What you will do: Wherever the string "annat" occurs in a line of these records, report that line.

Raw data:

<<<<

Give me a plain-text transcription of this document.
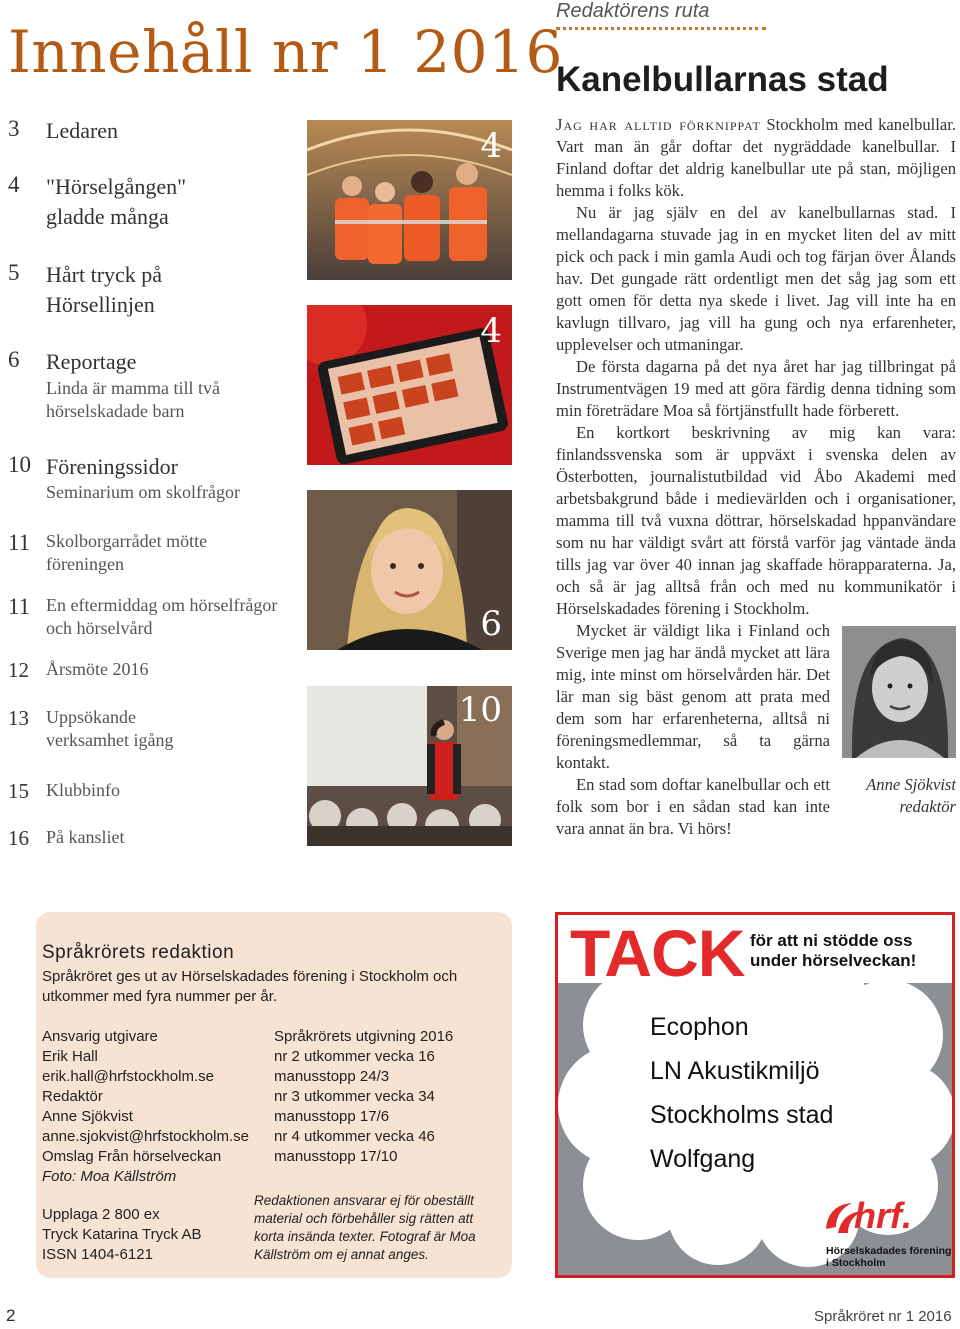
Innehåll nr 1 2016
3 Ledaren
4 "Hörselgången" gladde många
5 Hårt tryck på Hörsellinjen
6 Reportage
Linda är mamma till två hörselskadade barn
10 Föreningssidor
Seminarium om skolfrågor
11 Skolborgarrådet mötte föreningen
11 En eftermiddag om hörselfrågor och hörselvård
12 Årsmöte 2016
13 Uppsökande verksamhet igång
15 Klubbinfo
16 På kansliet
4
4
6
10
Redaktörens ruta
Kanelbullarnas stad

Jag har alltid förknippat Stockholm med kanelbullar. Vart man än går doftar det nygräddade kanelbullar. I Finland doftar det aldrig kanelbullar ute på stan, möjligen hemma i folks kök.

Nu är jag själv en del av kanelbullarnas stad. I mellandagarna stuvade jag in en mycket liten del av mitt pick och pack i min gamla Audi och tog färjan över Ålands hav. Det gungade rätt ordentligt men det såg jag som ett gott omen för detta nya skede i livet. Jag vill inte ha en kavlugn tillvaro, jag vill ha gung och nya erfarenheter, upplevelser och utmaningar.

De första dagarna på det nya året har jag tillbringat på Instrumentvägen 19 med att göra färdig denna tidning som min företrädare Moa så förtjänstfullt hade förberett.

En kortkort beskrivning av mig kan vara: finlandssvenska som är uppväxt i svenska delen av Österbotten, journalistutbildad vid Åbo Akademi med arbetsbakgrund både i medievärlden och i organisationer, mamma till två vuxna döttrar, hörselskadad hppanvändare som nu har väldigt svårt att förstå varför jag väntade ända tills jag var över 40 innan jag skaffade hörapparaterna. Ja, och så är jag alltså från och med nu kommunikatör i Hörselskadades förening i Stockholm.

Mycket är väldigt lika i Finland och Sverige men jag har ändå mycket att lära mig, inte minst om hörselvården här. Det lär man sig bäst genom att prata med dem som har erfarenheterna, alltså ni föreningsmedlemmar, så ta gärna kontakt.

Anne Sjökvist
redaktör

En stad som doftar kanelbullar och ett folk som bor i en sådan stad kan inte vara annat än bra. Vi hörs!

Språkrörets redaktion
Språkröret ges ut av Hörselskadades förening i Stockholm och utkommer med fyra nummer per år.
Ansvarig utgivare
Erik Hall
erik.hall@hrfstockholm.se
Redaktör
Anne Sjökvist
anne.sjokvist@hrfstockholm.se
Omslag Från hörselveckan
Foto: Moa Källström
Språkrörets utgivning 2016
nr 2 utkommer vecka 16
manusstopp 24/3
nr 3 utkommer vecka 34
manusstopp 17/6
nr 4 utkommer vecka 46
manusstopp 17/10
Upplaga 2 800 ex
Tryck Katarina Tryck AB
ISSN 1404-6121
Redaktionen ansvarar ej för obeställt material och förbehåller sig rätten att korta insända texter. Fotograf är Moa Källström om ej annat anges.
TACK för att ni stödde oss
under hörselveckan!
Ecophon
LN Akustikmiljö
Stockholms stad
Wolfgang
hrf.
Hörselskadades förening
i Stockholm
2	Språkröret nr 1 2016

>>>>

Result of this exercise:
En stad som doftar kanelbullar och ett folk som bor i en sådan stad kan inte vara annat än bra. Vi hörs!
Redaktionen ansvarar ej för obeställt material och förbehåller sig rätten att korta insända texter. Fotograf är Moa Källström om ej annat anges.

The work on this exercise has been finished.